** Exercise requirements **
Make an exact copy of the entries, and keep any pictures out of it.

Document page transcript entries
---+---

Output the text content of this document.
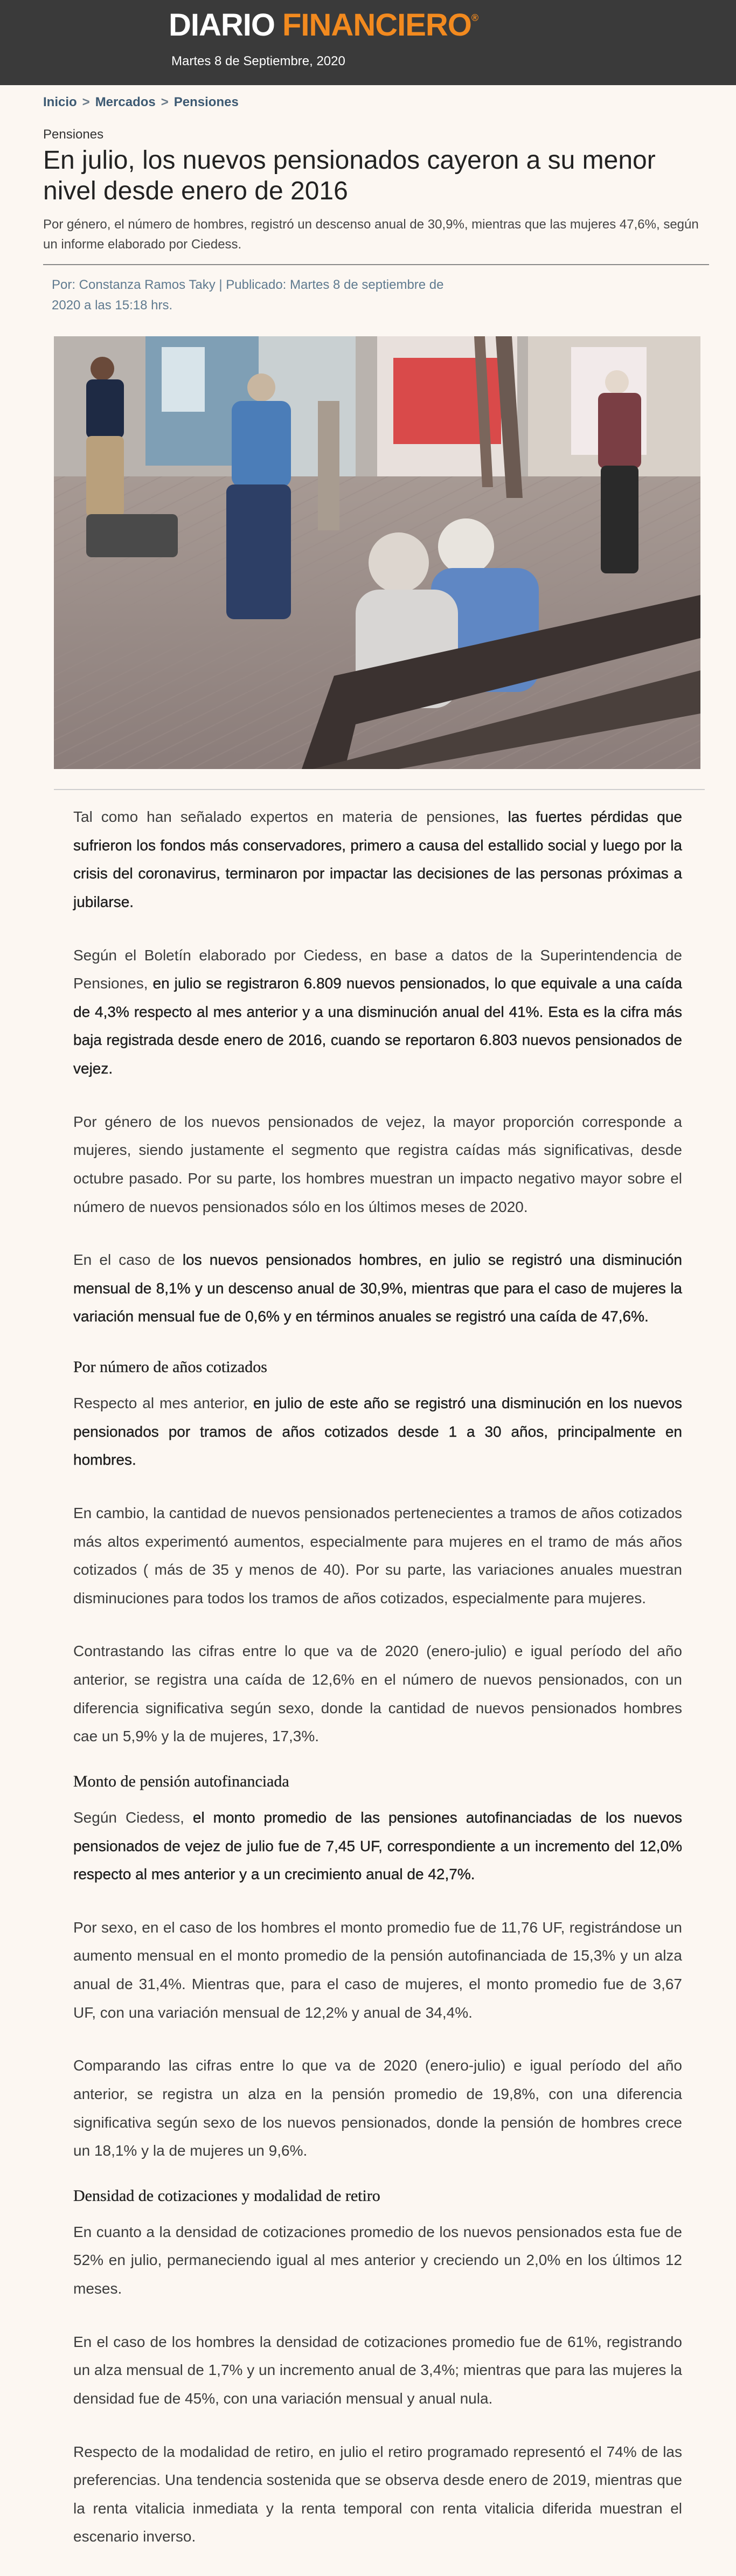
DIARIO FINANCIERO®
Martes 8 de Septiembre, 2020
Inicio > Mercados > Pensiones
Pensiones
En julio, los nuevos pensionados cayeron a su menor nivel desde enero de 2016
Por género, el número de hombres, registró un descenso anual de 30,9%, mientras que las mujeres 47,6%, según un informe elaborado por Ciedess.
Por: Constanza Ramos Taky | Publicado: Martes 8 de septiembre de 2020 a las 15:18 hrs.

Tal como han señalado expertos en materia de pensiones, las fuertes pérdidas que sufrieron los fondos más conservadores, primero a causa del estallido social y luego por la crisis del coronavirus, terminaron por impactar las decisiones de las personas próximas a jubilarse.

Según el Boletín elaborado por Ciedess, en base a datos de la Superintendencia de Pensiones, en julio se registraron 6.809 nuevos pensionados, lo que equivale a una caída de 4,3% respecto al mes anterior y a una disminución anual del 41%. Esta es la cifra más baja registrada desde enero de 2016, cuando se reportaron 6.803 nuevos pensionados de vejez.

Por género de los nuevos pensionados de vejez, la mayor proporción corresponde a mujeres, siendo justamente el segmento que registra caídas más significativas, desde octubre pasado. Por su parte, los hombres muestran un impacto negativo mayor sobre el número de nuevos pensionados sólo en los últimos meses de 2020.

En el caso de los nuevos pensionados hombres, en julio se registró una disminución mensual de 8,1% y un descenso anual de 30,9%, mientras que para el caso de mujeres la variación mensual fue de 0,6% y en términos anuales se registró una caída de 47,6%.

Por número de años cotizados

Respecto al mes anterior, en julio de este año se registró una disminución en los nuevos pensionados por tramos de años cotizados desde 1 a 30 años, principalmente en hombres.

En cambio, la cantidad de nuevos pensionados pertenecientes a tramos de años cotizados más altos experimentó aumentos, especialmente para mujeres en el tramo de más años cotizados ( más de 35 y menos de 40). Por su parte, las variaciones anuales muestran disminuciones para todos los tramos de años cotizados, especialmente para mujeres.

Contrastando las cifras entre lo que va de 2020 (enero-julio) e igual período del año anterior, se registra una caída de 12,6% en el número de nuevos pensionados, con un diferencia significativa según sexo, donde la cantidad de nuevos pensionados hombres cae un 5,9% y la de mujeres, 17,3%.

Monto de pensión autofinanciada

Según Ciedess, el monto promedio de las pensiones autofinanciadas de los nuevos pensionados de vejez de julio fue de 7,45 UF, correspondiente a un incremento del 12,0% respecto al mes anterior y a un crecimiento anual de 42,7%.

Por sexo, en el caso de los hombres el monto promedio fue de 11,76 UF, registrándose un aumento mensual en el monto promedio de la pensión autofinanciada de 15,3% y un alza anual de 31,4%. Mientras que, para el caso de mujeres, el monto promedio fue de 3,67 UF, con una variación mensual de 12,2% y anual de 34,4%.

Comparando las cifras entre lo que va de 2020 (enero-julio) e igual período del año anterior, se registra un alza en la pensión promedio de 19,8%, con una diferencia significativa según sexo de los nuevos pensionados, donde la pensión de hombres crece un 18,1% y la de mujeres un 9,6%.

Densidad de cotizaciones y modalidad de retiro

En cuanto a la densidad de cotizaciones promedio de los nuevos pensionados esta fue de 52% en julio, permaneciendo igual al mes anterior y creciendo un 2,0% en los últimos 12 meses.

En el caso de los hombres la densidad de cotizaciones promedio fue de 61%, registrando un alza mensual de 1,7% y un incremento anual de 3,4%; mientras que para las mujeres la densidad fue de 45%, con una variación mensual y anual nula.

Respecto de la modalidad de retiro, en julio el retiro programado representó el 74% de las preferencias. Una tendencia sostenida que se observa desde enero de 2019, mientras que la renta vitalicia inmediata y la renta temporal con renta vitalicia diferida muestran el escenario inverso.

---+---

** Answer box **
Output the text content of this document.
DIARIO FINANCIERO®
Martes 8 de Septiembre, 2020
Inicio > Mercados > Pensiones
Pensiones
En julio, los nuevos pensionados cayeron a su menor nivel desde enero de 2016
Por género, el número de hombres, registró un descenso anual de 30,9%, mientras que las mujeres 47,6%, según un informe elaborado por Ciedess.
Por: Constanza Ramos Taky | Publicado: Martes 8 de septiembre de 2020 a las 15:18 hrs.

Tal como han señalado expertos en materia de pensiones, las fuertes pérdidas que sufrieron los fondos más conservadores, primero a causa del estallido social y luego por la crisis del coronavirus, terminaron por impactar las decisiones de las personas próximas a jubilarse.

Según el Boletín elaborado por Ciedess, en base a datos de la Superintendencia de Pensiones, en julio se registraron 6.809 nuevos pensionados, lo que equivale a una caída de 4,3% respecto al mes anterior y a una disminución anual del 41%. Esta es la cifra más baja registrada desde enero de 2016, cuando se reportaron 6.803 nuevos pensionados de vejez.

Por género de los nuevos pensionados de vejez, la mayor proporción corresponde a mujeres, siendo justamente el segmento que registra caídas más significativas, desde octubre pasado. Por su parte, los hombres muestran un impacto negativo mayor sobre el número de nuevos pensionados sólo en los últimos meses de 2020.

En el caso de los nuevos pensionados hombres, en julio se registró una disminución mensual de 8,1% y un descenso anual de 30,9%, mientras que para el caso de mujeres la variación mensual fue de 0,6% y en términos anuales se registró una caída de 47,6%.

Por número de años cotizados

Respecto al mes anterior, en julio de este año se registró una disminución en los nuevos pensionados por tramos de años cotizados desde 1 a 30 años, principalmente en hombres.

En cambio, la cantidad de nuevos pensionados pertenecientes a tramos de años cotizados más altos experimentó aumentos, especialmente para mujeres en el tramo de más años cotizados ( más de 35 y menos de 40). Por su parte, las variaciones anuales muestran disminuciones para todos los tramos de años cotizados, especialmente para mujeres.

Contrastando las cifras entre lo que va de 2020 (enero-julio) e igual período del año anterior, se registra una caída de 12,6% en el número de nuevos pensionados, con un diferencia significativa según sexo, donde la cantidad de nuevos pensionados hombres cae un 5,9% y la de mujeres, 17,3%.

Monto de pensión autofinanciada

Según Ciedess, el monto promedio de las pensiones autofinanciadas de los nuevos pensionados de vejez de julio fue de 7,45 UF, correspondiente a un incremento del 12,0% respecto al mes anterior y a un crecimiento anual de 42,7%.

Por sexo, en el caso de los hombres el monto promedio fue de 11,76 UF, registrándose un aumento mensual en el monto promedio de la pensión autofinanciada de 15,3% y un alza anual de 31,4%. Mientras que, para el caso de mujeres, el monto promedio fue de 3,67 UF, con una variación mensual de 12,2% y anual de 34,4%.

Comparando las cifras entre lo que va de 2020 (enero-julio) e igual período del año anterior, se registra un alza en la pensión promedio de 19,8%, con una diferencia significativa según sexo de los nuevos pensionados, donde la pensión de hombres crece un 18,1% y la de mujeres un 9,6%.

Densidad de cotizaciones y modalidad de retiro

En cuanto a la densidad de cotizaciones promedio de los nuevos pensionados esta fue de 52% en julio, permaneciendo igual al mes anterior y creciendo un 2,0% en los últimos 12 meses.

En el caso de los hombres la densidad de cotizaciones promedio fue de 61%, registrando un alza mensual de 1,7% y un incremento anual de 3,4%; mientras que para las mujeres la densidad fue de 45%, con una variación mensual y anual nula.

Respecto de la modalidad de retiro, en julio el retiro programado representó el 74% de las preferencias. Una tendencia sostenida que se observa desde enero de 2019, mientras que la renta vitalicia inmediata y la renta temporal con renta vitalicia diferida muestran el escenario inverso.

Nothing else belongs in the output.